-- START OF SOURCE PASSAGE --
We all have our Platonic Pub ideal. Orwell’s Moon Under The Water comes closest to what most have in mind. But that’s a fictional tavern, and we know that when fictional taverns have the electricity applied to their nipples to bring them to life, terrible things result.
Some Platonic Ideals have remarkable shadows, however. The White Bear in Hampstead – open fires, wood-panelled walls, good food, a decent wine list and plenty of guest beers – is a remarkable shadow. So was this place, once. And, when it rises again, so too will my other corner of a domestic field.
But a football pub needs something that none of these have. A telly. And only a special kind of shadow can fit one in without destroying itself.
Ye Olde White Bear does have one, it’s true. But what a waste to go there for that. They’d have been better off throwing it in through the window of the Duke Of Hamilton next door and hiring deckchairs outside for prospective fans.
Pub plus telly plus fans must fit.
-- END OF SOURCE PASSAGE --
-- START OF RECORD EXTRACTS --
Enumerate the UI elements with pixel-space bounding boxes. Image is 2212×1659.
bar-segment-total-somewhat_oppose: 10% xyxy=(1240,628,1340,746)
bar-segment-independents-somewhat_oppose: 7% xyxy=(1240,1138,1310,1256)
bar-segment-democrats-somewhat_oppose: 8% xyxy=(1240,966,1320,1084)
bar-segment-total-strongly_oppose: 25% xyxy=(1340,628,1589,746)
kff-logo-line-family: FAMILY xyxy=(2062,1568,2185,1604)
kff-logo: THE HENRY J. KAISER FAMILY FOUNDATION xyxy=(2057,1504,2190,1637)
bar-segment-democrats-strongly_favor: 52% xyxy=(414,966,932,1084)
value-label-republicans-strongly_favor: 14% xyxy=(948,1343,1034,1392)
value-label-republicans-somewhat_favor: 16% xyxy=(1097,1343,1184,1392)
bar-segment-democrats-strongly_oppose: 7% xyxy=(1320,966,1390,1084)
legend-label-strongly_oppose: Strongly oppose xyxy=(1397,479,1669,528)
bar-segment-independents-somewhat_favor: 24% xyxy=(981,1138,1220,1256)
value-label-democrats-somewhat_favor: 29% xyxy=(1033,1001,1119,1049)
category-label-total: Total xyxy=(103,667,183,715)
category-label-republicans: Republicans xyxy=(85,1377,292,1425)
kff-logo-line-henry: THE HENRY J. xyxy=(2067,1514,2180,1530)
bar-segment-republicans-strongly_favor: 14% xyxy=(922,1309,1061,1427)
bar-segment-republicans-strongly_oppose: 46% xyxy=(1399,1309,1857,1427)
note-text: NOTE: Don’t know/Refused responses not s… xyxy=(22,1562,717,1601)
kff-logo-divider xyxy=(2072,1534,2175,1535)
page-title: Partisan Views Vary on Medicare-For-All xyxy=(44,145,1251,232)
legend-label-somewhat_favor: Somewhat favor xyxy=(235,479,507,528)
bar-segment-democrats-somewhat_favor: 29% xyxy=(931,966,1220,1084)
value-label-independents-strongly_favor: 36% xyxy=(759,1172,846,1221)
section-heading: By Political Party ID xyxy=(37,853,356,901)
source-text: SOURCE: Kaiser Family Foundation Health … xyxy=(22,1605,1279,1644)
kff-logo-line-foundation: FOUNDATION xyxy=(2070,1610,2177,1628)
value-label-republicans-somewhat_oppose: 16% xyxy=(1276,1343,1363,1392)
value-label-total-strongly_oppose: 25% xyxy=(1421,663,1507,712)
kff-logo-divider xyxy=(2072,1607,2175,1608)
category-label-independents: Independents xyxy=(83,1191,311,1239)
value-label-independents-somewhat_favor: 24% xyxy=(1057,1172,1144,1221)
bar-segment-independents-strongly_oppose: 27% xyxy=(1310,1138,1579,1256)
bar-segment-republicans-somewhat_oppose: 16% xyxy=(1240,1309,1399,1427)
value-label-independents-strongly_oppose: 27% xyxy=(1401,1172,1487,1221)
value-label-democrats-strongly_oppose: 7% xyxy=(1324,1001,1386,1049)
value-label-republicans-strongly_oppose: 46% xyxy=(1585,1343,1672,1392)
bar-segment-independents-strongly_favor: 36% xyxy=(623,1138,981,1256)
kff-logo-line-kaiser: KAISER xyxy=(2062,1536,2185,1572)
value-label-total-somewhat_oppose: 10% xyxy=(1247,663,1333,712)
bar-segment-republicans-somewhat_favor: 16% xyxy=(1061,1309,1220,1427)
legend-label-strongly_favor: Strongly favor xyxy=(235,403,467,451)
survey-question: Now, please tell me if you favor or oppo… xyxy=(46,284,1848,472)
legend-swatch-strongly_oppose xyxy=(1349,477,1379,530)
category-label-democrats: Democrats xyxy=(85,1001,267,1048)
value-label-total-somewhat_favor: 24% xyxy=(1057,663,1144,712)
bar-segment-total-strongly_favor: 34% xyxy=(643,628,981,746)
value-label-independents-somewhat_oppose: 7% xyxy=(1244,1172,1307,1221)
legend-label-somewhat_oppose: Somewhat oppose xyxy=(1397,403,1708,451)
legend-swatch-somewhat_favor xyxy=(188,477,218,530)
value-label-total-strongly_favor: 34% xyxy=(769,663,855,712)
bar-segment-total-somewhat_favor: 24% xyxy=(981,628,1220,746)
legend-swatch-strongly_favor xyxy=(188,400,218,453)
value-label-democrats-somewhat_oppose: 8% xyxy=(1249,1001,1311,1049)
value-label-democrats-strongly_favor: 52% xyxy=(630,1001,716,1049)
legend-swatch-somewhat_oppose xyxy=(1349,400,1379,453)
-- END OF RECORD EXTRACTS --
#### [DIRECTIVES]
[a] Do the following statements agree with the text about pubs? Answer yes or no for each, quoting the deciding words. (i) The Moon Under The Water is a real pub. (ii) The White Bear in Hampstead has open fires. (iii) The Duke Of Hamilton is next door to Ye Olde White Bear.
[b] Shorten the paragraph of the text about pubs that begins "We all have our Platonic Pub ideal" and keep its main points.
[c] Carry on the text about pubs from its final sentence.
The records are a separate set of material from the text about pubs.

#### [THE REPLIES]
[a]
(i) No: "that’s a fictional tavern"
(ii) Yes: "open fires, wood-panelled walls, good food, a decent wine list and plenty of guest beers"
(iii) Yes: "the Duke Of Hamilton next door"

[b] Everyone has an ideal pub in mind, and Orwell's Moon Under The Water comes closest to the common picture. It is fictional, though, and bringing fictional taverns to life has terrible results.

[c]
I watched England v Croatia here. They’d probably describe themselves as “environs” rather than London per se, and the television was rather winningly propped up on a chair with its cable trailing along behind. And it was a real “telly”, big, fat and hot, the kind which you’d have had to hit on the side to get it going thirty years ago. The pub’s buildings are older than they look from the outside, and there are many nooks and crannies from which the TV couldn’t be seen. But the gentle cries and groans in warm West Country accents spoke for England. (They did – and now whoever wins from the shortlist, England get a proper manager. It’s a rare no-lose situation for the national side. Let’s enjoy it before it’s spoilt by any actual football).
England v Germany, however, happened here, at what most people would recognise as a more central location. It’s an Arsenal pub, which I think helps although they aren’t my team. It’s one of Youngs’ refurbs, luckily one of those that took place after their wanton destruction of the Britannia in Allen Street. Leffe by the pint, that traditional British standby, and it’s the model for the Mother Black Cap in Withnail.. so the next MTMG meetup might happen here.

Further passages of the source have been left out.